(What to do) Copy the data precisely, character for character, and leave out every picture.

(Data supplied)
* START *

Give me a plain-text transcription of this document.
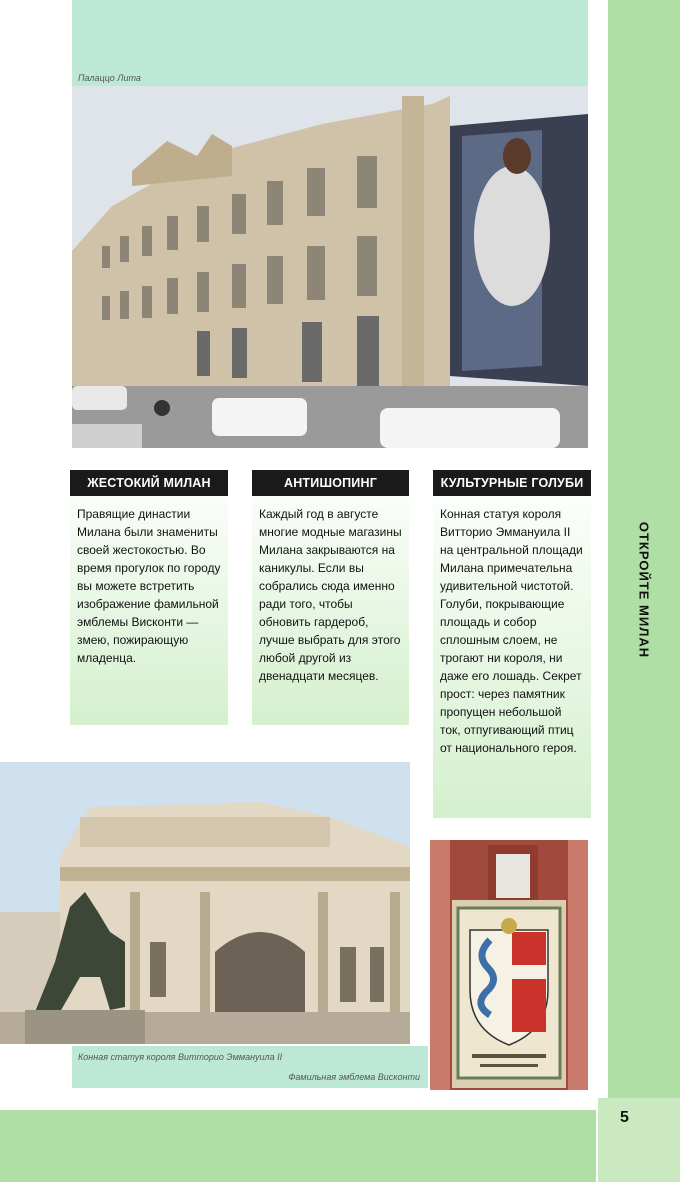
Палаццо Лита
ЖЕСТОКИЙ МИЛАН
Правящие династии Милана были знамениты своей жестокостью. Во время прогулок по городу вы можете встретить изображение фамильной эмблемы Висконти — змею, пожирающую младенца.
АНТИШОПИНГ
Каждый год в августе многие модные магазины Милана закрываются на каникулы. Если вы собрались сюда именно ради того, чтобы обновить гардероб, лучше выбрать для этого любой другой из двенадцати месяцев.
КУЛЬТУРНЫЕ ГОЛУБИ
Конная статуя короля Витторио Эммануила II на центральной площади Милана примечательна удивительной чистотой. Голуби, покрывающие площадь и собор сплошным слоем, не трогают ни короля, ни даже его лошадь. Секрет прост: через памятник пропущен небольшой ток, отпугивающий птиц от национального героя.
Конная статуя короля Витторио Эммануила II
Фамильная эмблема Висконти
ОТКРОЙТЕ МИЛАН
5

* END *

(Correct answer)
Give me a plain-text transcription of this document.
Палаццо Лита
ЖЕСТОКИЙ МИЛАН
Правящие династии Милана были знамениты своей жестокостью. Во время прогулок по городу вы можете встретить изображение фамильной эмблемы Висконти — змею, пожирающую младенца.
АНТИШОПИНГ
Каждый год в августе многие модные магазины Милана закрываются на каникулы. Если вы собрались сюда именно ради того, чтобы обновить гардероб, лучше выбрать для этого любой другой из двенадцати месяцев.
КУЛЬТУРНЫЕ ГОЛУБИ
Конная статуя короля Витторио Эммануила II на центральной площади Милана примечательна удивительной чистотой. Голуби, покрывающие площадь и собор сплошным слоем, не трогают ни короля, ни даже его лошадь. Секрет прост: через памятник пропущен небольшой ток, отпугивающий птиц от национального героя.
Конная статуя короля Витторио Эммануила II
Фамильная эмблема Висконти
ОТКРОЙТЕ МИЛАН
5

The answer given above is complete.